Todos os dias, do nascer ao morrer, quando um sujeito diz ao outro, “cuidado com...” ele está sugerindo uma precaução ou uma ação que vai além do que está sendo dito. “Cuidado com a saúde”, por exemplo, significa fugir do sedentarismo, não fumar, não beber exageradamente, não comer alimentos gordurosos etc., ou “cuidado com as dívidas”, significa não gastar mais do que tem e, também, “cuidado com os inimigos”, é prestar atenção nas armações alheias, e assim por diante.
Se o cuidado é tão importante para a vida particular, muito mais deverá ser para a vida em sociedade, quando tratamos com os bens públicos, com a natureza, com os planos, a economia, a educação, a saúde, a aposentadoria, a justiça, as relações políticas, a ética, a moral, os valores etc.
--
### Instruções de trabalho
• 1. Relacione todas as expressões iniciadas por "cuidado com" que o trecho sobre o cuidado dá como exemplo.
• 2. De acordo com o trecho sobre o cuidado, por que o cuidado deve ser ainda mais importante na vida em sociedade?
• 3. Reproduza o trecho sobre o cuidado começando em "Todos os dias, do" e indo até "assim por diante.".

### Segmento de dados
--
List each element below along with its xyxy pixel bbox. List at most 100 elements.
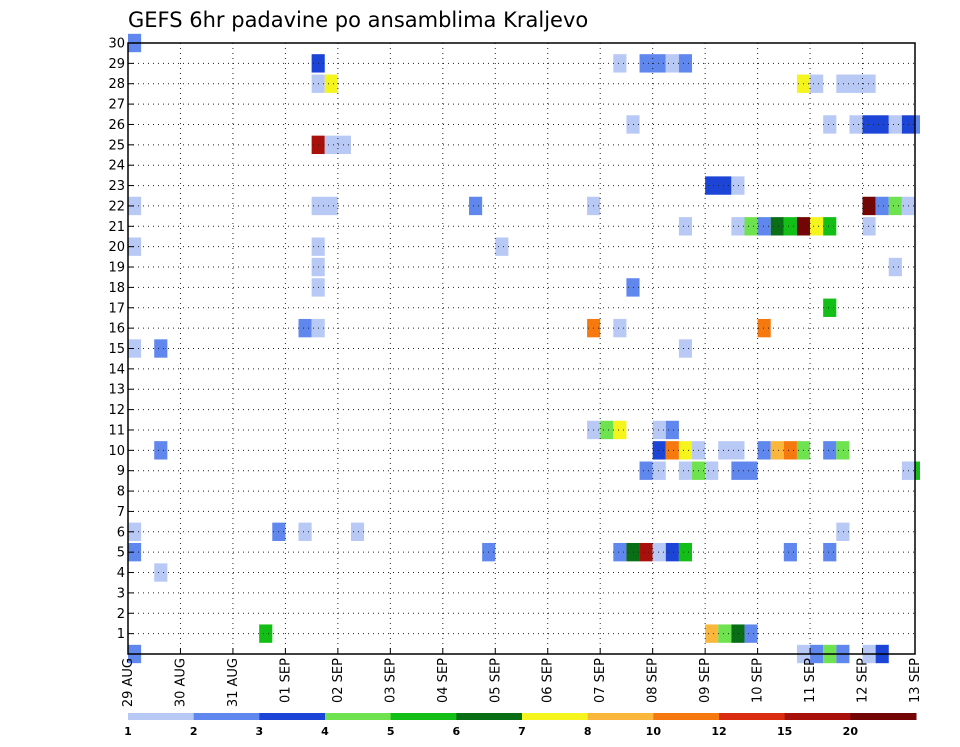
--
### As soluções
• 1. "Cuidado com a saúde", "cuidado com as dívidas" e "cuidado com os inimigos".

• 2. Porque, se o cuidado já é tão importante para a vida particular, deve ser ainda mais para a vida em sociedade. Nela lidamos com os bens públicos, a natureza, a economia, a educação, a justiça, a ética e os valores, entre outros.

• 3.
Todos os dias, do nascer ao morrer, quando um sujeito diz ao outro, “cuidado com...” ele está sugerindo uma precaução ou uma ação que vai além do que está sendo dito. “Cuidado com a saúde”, por exemplo, significa fugir do sedentarismo, não fumar, não beber exageradamente, não comer alimentos gordurosos etc., ou “cuidado com as dívidas”, significa não gastar mais do que tem e, também, “cuidado com os inimigos”, é prestar atenção nas armações alheias, e assim por diante.